+++ Data for processing

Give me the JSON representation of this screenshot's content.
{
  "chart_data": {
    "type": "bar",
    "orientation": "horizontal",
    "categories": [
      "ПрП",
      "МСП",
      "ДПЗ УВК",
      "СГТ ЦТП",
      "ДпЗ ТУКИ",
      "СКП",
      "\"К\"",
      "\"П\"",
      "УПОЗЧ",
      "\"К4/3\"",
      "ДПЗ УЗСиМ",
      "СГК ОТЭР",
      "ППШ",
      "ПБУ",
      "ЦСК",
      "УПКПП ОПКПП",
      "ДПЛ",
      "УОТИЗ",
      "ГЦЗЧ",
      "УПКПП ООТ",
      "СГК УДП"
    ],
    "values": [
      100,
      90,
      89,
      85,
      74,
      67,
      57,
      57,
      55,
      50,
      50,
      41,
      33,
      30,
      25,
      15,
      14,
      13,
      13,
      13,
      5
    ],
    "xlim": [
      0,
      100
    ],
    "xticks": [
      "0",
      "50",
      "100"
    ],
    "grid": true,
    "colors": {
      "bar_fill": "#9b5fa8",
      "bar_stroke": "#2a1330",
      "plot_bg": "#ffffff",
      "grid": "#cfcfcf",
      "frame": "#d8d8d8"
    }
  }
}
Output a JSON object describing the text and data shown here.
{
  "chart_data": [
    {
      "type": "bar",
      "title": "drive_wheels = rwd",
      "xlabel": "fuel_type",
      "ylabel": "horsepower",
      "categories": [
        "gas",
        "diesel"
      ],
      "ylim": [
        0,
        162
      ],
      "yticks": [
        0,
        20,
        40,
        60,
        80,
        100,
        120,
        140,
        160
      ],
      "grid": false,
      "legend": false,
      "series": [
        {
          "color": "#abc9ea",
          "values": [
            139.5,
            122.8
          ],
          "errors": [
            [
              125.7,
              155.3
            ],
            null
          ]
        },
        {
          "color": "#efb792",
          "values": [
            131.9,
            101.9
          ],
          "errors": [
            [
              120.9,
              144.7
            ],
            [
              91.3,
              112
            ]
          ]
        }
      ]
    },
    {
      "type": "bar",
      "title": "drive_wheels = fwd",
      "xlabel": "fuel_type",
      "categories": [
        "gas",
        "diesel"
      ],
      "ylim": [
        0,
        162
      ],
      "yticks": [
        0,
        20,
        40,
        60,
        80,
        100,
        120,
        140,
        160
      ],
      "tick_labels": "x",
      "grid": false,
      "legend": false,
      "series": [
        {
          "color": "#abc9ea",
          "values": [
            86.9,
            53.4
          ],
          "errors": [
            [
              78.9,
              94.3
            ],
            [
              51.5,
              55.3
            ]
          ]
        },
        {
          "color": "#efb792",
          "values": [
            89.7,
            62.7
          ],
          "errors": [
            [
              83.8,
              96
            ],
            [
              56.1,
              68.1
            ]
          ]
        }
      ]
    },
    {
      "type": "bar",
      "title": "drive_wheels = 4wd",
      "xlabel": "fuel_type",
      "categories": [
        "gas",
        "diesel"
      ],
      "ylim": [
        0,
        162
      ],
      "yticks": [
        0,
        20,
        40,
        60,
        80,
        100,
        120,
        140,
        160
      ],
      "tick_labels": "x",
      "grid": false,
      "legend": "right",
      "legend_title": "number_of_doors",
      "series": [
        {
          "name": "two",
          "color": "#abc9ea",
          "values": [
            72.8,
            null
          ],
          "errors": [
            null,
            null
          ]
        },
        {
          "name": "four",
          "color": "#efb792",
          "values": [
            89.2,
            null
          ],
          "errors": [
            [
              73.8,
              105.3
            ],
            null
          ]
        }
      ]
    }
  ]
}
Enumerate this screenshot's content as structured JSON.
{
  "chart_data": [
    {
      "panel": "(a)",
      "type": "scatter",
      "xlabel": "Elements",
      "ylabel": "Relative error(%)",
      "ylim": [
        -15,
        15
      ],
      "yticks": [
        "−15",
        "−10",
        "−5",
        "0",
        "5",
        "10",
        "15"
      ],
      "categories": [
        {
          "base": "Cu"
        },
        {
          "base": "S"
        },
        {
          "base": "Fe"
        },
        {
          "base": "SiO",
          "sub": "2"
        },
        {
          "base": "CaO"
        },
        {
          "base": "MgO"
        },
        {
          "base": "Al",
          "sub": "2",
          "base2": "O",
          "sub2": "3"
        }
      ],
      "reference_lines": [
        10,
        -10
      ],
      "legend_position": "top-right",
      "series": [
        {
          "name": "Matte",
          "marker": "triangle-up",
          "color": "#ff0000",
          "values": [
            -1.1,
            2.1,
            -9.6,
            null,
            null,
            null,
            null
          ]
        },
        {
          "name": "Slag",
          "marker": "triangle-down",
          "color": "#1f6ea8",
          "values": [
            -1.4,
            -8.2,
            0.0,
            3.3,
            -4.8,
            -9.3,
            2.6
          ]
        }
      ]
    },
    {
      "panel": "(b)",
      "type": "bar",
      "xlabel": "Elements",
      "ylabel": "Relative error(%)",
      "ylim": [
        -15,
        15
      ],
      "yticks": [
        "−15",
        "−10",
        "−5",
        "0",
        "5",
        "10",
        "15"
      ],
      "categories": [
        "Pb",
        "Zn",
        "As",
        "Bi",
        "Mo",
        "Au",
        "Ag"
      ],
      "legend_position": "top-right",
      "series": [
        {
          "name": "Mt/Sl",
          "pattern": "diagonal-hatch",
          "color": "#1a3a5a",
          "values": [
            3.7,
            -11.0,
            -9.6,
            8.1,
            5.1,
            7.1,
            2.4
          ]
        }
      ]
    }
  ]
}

++++++
+++ Data for processing

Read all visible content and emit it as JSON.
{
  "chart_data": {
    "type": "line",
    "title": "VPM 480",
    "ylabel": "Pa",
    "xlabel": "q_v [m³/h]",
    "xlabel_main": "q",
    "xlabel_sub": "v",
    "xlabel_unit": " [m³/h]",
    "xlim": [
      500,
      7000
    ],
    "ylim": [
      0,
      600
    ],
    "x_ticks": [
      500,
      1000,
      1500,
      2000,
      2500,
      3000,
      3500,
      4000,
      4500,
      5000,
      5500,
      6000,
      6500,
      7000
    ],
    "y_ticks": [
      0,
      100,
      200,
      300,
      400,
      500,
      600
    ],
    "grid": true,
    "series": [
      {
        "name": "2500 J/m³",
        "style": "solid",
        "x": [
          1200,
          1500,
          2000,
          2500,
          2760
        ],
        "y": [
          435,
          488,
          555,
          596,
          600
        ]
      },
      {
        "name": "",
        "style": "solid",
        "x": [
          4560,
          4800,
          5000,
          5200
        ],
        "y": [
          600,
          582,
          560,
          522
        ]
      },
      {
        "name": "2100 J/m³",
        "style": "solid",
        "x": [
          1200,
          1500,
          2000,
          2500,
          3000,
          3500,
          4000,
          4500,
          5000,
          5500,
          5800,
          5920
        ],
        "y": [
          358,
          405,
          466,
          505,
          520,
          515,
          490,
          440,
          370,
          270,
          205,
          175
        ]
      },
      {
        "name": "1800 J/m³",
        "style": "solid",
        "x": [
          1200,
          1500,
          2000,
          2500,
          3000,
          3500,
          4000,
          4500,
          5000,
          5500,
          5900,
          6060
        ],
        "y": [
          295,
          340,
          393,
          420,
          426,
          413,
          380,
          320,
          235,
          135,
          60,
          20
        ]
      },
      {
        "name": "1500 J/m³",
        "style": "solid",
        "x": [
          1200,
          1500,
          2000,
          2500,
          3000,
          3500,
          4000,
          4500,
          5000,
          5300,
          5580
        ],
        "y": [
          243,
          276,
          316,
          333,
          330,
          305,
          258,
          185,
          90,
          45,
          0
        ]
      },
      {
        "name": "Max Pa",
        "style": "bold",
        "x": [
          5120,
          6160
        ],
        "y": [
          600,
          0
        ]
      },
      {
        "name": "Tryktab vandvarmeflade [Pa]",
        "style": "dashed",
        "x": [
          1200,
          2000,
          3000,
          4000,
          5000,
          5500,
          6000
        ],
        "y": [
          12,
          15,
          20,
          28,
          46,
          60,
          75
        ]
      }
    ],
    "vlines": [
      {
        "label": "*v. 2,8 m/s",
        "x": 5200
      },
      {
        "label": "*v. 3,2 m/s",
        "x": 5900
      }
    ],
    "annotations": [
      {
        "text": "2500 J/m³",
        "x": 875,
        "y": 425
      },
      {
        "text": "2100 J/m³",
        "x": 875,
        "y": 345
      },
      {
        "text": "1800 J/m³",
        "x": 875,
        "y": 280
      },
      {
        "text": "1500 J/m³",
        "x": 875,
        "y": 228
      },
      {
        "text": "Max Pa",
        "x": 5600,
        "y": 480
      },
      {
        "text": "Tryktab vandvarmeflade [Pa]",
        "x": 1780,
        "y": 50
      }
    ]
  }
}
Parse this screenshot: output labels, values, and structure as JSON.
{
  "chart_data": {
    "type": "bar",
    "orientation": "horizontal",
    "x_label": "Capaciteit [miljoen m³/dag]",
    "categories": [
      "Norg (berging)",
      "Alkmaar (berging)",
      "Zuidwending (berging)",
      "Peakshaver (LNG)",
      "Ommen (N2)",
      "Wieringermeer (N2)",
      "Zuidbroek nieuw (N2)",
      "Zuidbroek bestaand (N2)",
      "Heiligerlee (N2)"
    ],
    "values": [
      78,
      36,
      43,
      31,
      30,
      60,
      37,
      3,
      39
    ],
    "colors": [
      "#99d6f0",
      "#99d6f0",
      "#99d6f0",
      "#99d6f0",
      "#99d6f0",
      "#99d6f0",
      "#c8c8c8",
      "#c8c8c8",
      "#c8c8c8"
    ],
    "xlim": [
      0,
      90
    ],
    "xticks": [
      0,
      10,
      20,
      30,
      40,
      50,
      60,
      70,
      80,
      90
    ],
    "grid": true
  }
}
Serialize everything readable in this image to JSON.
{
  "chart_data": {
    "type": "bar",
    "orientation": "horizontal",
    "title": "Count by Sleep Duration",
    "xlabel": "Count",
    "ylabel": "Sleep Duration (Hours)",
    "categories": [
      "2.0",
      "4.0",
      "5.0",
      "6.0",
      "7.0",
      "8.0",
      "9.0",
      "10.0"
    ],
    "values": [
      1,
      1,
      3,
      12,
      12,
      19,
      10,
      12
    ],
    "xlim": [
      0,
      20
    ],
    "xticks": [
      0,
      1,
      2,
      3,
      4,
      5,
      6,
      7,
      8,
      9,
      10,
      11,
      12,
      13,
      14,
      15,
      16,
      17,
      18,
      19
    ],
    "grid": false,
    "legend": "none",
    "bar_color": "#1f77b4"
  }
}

++++++

Pull out all lines of the data with the string "berging".

      "Norg (berging)",
      "Alkmaar (berging)",
      "Zuidwending (berging)",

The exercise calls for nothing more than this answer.